▶ _PROMPT_
Copy out all lines where "with" appears.

============

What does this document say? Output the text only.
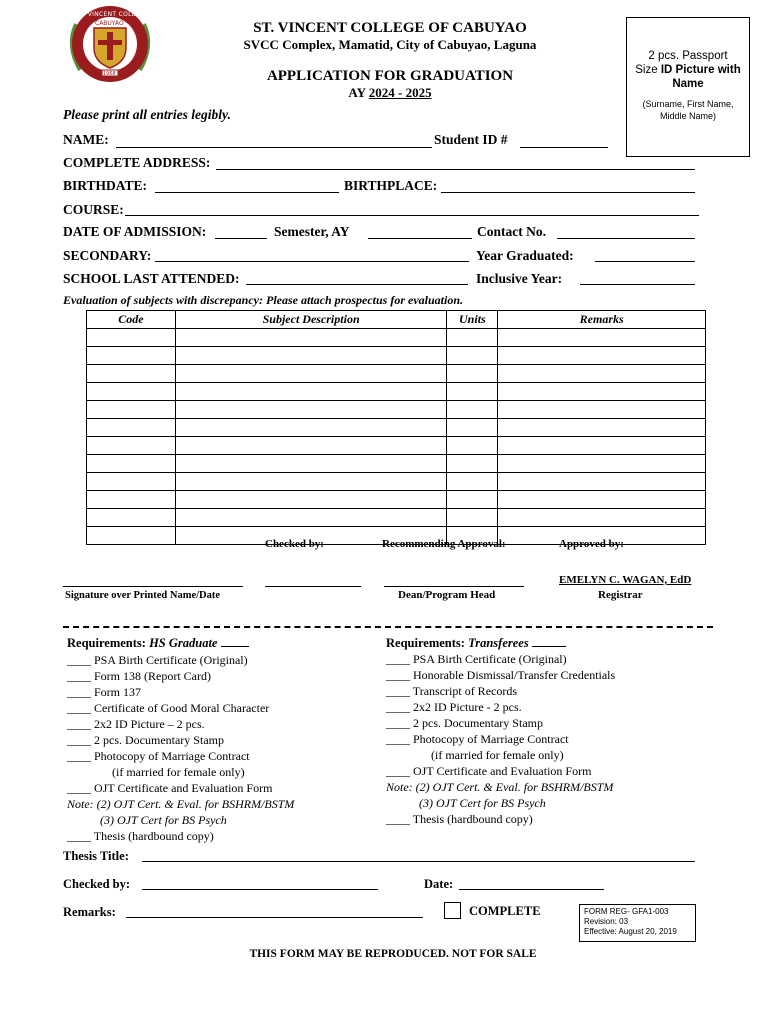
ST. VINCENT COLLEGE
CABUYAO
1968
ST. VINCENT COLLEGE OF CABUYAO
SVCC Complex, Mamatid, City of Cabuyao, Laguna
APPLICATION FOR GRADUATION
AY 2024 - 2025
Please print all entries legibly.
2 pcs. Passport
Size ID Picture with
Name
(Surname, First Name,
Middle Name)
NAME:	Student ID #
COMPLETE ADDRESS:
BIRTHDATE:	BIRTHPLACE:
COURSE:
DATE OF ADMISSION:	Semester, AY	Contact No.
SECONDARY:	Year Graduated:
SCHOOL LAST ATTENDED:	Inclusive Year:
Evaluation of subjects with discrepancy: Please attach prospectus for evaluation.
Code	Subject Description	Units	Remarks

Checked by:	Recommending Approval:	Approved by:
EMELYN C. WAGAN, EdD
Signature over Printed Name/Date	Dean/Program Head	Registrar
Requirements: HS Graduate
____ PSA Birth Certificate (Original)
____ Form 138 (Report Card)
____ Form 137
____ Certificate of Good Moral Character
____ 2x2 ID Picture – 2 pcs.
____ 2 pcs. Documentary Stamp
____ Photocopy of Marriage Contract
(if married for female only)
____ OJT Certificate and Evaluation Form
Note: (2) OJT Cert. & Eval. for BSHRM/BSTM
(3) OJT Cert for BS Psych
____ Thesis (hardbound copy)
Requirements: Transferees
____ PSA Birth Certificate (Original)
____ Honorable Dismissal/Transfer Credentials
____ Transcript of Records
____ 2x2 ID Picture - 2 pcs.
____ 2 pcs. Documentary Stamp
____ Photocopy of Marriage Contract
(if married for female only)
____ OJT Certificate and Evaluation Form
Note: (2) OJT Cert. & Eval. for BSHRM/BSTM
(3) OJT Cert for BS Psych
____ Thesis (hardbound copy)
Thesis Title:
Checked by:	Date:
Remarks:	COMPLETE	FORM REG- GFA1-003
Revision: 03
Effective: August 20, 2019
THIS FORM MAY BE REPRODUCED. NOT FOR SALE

============

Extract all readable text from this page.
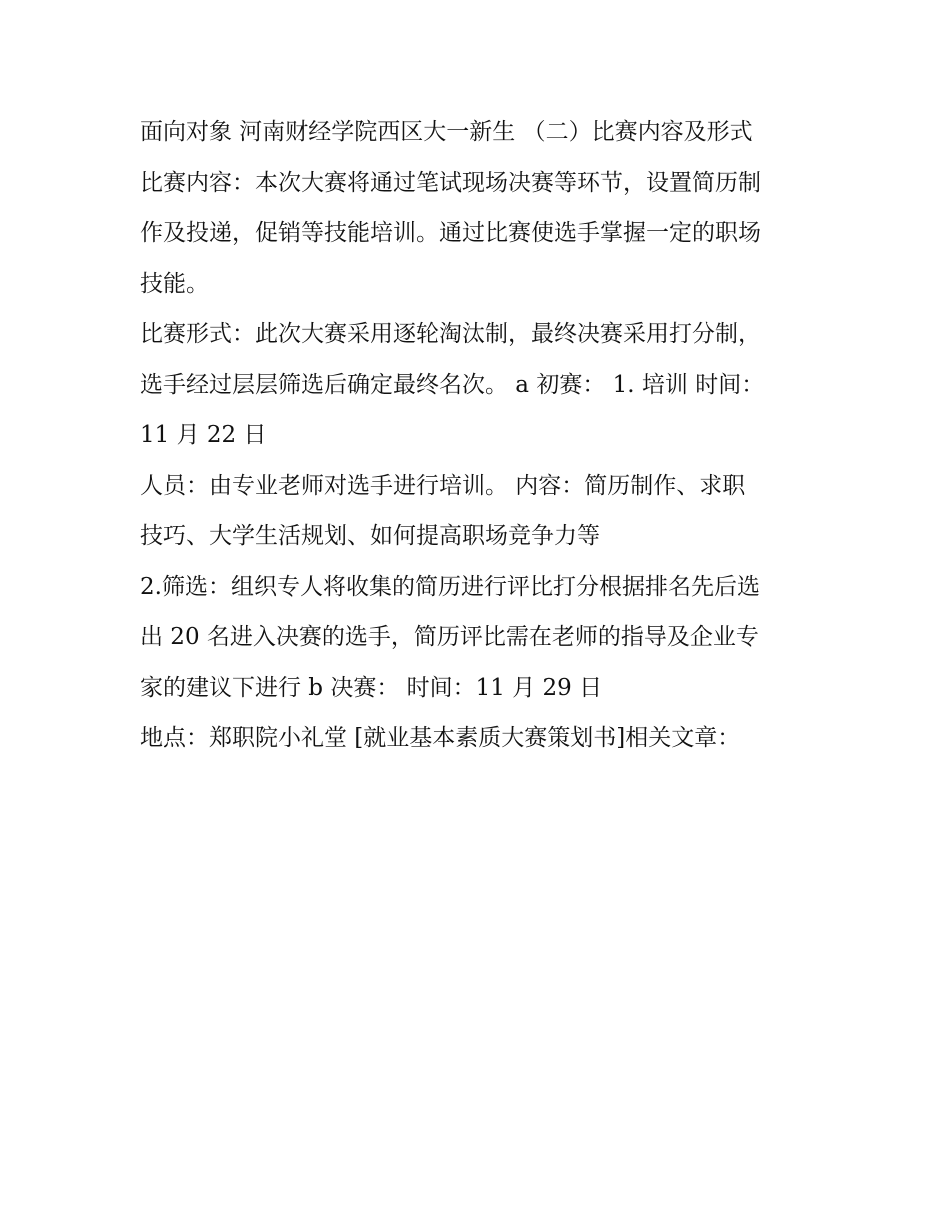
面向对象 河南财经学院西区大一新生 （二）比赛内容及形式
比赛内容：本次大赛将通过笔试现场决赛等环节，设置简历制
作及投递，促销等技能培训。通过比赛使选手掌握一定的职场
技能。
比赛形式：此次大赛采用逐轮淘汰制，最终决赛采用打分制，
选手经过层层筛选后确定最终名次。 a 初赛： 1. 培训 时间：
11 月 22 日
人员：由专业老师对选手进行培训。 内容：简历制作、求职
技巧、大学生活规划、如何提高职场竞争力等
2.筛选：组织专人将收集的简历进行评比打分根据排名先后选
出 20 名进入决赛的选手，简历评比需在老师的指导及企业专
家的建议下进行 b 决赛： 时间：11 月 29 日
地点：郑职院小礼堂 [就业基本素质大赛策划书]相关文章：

============

▶ _RESULT OF THE EXERCISE_
Size ID Picture with
Evaluation of subjects with discrepancy: Please attach prospectus for evaluation.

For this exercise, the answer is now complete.